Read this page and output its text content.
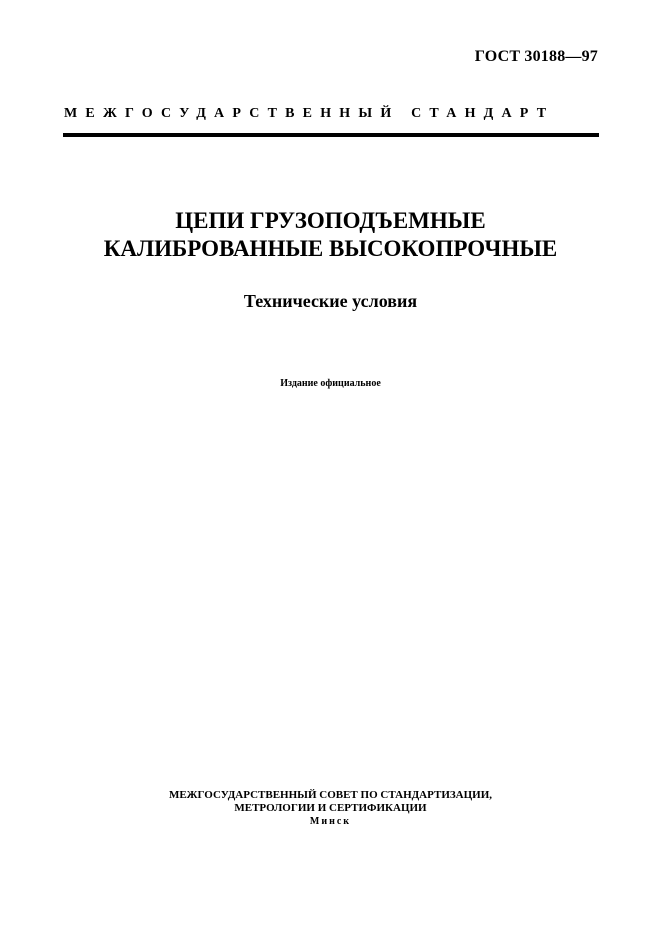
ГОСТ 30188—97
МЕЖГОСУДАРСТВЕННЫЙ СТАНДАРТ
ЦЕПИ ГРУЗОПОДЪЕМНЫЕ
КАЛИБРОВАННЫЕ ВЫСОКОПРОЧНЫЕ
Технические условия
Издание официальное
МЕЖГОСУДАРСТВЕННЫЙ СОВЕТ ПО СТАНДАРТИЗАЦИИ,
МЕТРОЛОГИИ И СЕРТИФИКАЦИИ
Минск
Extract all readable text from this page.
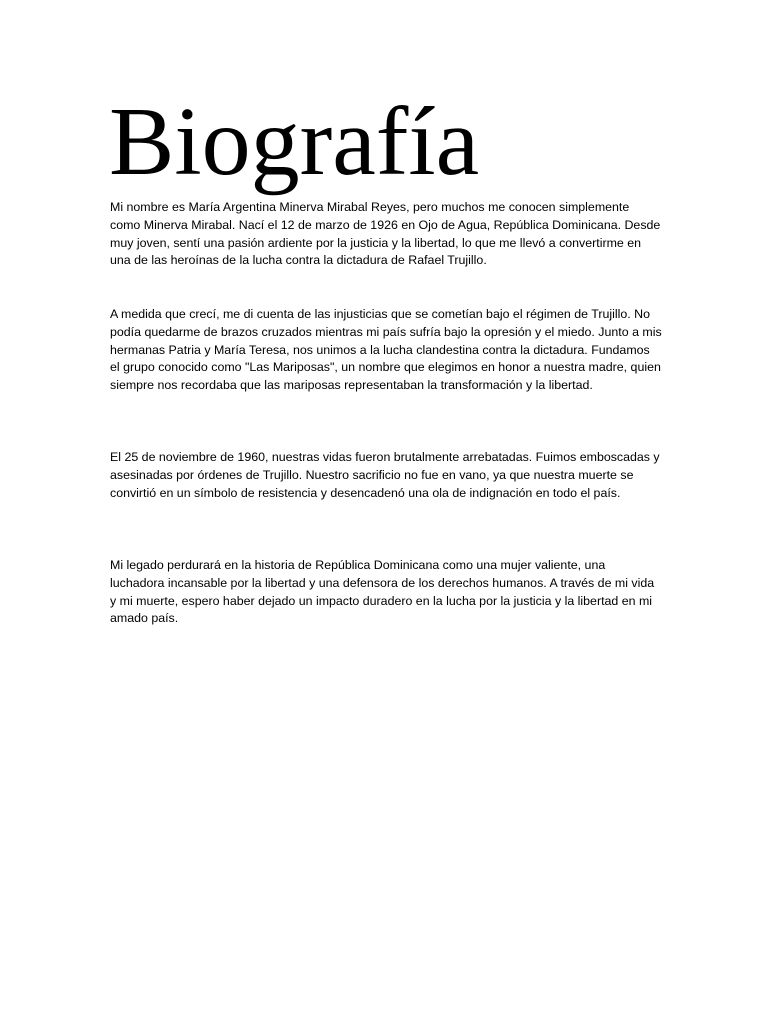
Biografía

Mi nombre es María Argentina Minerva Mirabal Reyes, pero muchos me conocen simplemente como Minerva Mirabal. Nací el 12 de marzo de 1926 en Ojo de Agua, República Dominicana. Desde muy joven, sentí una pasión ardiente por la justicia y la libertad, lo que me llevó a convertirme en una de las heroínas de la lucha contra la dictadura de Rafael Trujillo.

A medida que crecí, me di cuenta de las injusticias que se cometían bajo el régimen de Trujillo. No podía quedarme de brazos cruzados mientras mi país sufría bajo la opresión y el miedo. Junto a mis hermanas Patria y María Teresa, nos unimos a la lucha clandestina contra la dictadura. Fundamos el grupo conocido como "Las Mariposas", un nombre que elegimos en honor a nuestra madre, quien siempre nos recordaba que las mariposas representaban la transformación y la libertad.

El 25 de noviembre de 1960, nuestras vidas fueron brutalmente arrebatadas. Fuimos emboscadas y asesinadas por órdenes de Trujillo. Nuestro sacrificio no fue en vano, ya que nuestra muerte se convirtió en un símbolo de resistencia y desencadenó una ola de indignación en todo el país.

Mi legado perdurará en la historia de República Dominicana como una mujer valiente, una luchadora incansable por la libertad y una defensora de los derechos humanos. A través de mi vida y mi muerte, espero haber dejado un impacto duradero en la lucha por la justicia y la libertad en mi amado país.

··········

EXERCISE OBJECTIVE:
Locate the word "this" in the entries, and copy every line where it is found.

TASK RESULT:
Read this page and output its text content.
Extract all readable text from this page.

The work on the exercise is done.